## WORK TO DO
Restate the records in their entirety, word for word.

## DATA SECTION
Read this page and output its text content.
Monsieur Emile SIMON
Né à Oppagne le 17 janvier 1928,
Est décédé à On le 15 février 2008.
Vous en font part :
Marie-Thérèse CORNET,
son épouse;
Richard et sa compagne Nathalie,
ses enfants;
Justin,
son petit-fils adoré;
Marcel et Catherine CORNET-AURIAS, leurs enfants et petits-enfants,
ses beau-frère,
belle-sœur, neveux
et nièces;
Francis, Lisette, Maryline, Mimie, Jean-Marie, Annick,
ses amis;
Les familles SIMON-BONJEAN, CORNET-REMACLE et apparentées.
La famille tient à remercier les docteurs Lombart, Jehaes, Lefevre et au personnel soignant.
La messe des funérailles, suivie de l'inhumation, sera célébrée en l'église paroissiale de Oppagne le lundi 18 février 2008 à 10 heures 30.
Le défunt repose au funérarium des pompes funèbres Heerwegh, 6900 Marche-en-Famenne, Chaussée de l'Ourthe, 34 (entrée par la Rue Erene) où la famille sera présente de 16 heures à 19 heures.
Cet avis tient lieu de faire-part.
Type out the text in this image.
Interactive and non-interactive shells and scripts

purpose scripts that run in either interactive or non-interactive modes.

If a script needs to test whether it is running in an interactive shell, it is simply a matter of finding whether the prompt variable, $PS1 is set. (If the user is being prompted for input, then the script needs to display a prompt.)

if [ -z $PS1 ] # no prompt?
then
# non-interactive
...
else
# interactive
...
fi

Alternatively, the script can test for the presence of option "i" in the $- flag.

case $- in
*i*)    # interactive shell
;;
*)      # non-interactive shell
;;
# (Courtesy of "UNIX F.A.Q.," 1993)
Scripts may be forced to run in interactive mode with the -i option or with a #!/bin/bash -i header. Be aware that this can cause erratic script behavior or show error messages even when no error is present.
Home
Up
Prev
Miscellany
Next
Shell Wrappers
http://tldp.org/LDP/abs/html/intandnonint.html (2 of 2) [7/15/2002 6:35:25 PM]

## RESPONSE FOR THIS EXERCISE
Read this page and output its text content.
Monsieur Emile SIMON
Né à Oppagne le 17 janvier 1928,
Est décédé à On le 15 février 2008.
Vous en font part :
Marie-Thérèse CORNET,
son épouse;
Richard et sa compagne Nathalie,
ses enfants;
Justin,
son petit-fils adoré;
Marcel et Catherine CORNET-AURIAS, leurs enfants et petits-enfants,
ses beau-frère,
belle-sœur, neveux
et nièces;
Francis, Lisette, Maryline, Mimie, Jean-Marie, Annick,
ses amis;
Les familles SIMON-BONJEAN, CORNET-REMACLE et apparentées.
La famille tient à remercier les docteurs Lombart, Jehaes, Lefevre et au personnel soignant.
La messe des funérailles, suivie de l'inhumation, sera célébrée en l'église paroissiale de Oppagne le lundi 18 février 2008 à 10 heures 30.
Le défunt repose au funérarium des pompes funèbres Heerwegh, 6900 Marche-en-Famenne, Chaussée de l'Ourthe, 34 (entrée par la Rue Erene) où la famille sera présente de 16 heures à 19 heures.
Cet avis tient lieu de faire-part.
Type out the text in this image.
Interactive and non-interactive shells and scripts

purpose scripts that run in either interactive or non-interactive modes.

If a script needs to test whether it is running in an interactive shell, it is simply a matter of finding whether the prompt variable, $PS1 is set. (If the user is being prompted for input, then the script needs to display a prompt.)

if [ -z $PS1 ] # no prompt?
then
# non-interactive
...
else
# interactive
...
fi

Alternatively, the script can test for the presence of option "i" in the $- flag.

case $- in
*i*)    # interactive shell
;;
*)      # non-interactive shell
;;
# (Courtesy of "UNIX F.A.Q.," 1993)
Scripts may be forced to run in interactive mode with the -i option or with a #!/bin/bash -i header. Be aware that this can cause erratic script behavior or show error messages even when no error is present.
Home
Up
Prev
Miscellany
Next
Shell Wrappers
http://tldp.org/LDP/abs/html/intandnonint.html (2 of 2) [7/15/2002 6:35:25 PM]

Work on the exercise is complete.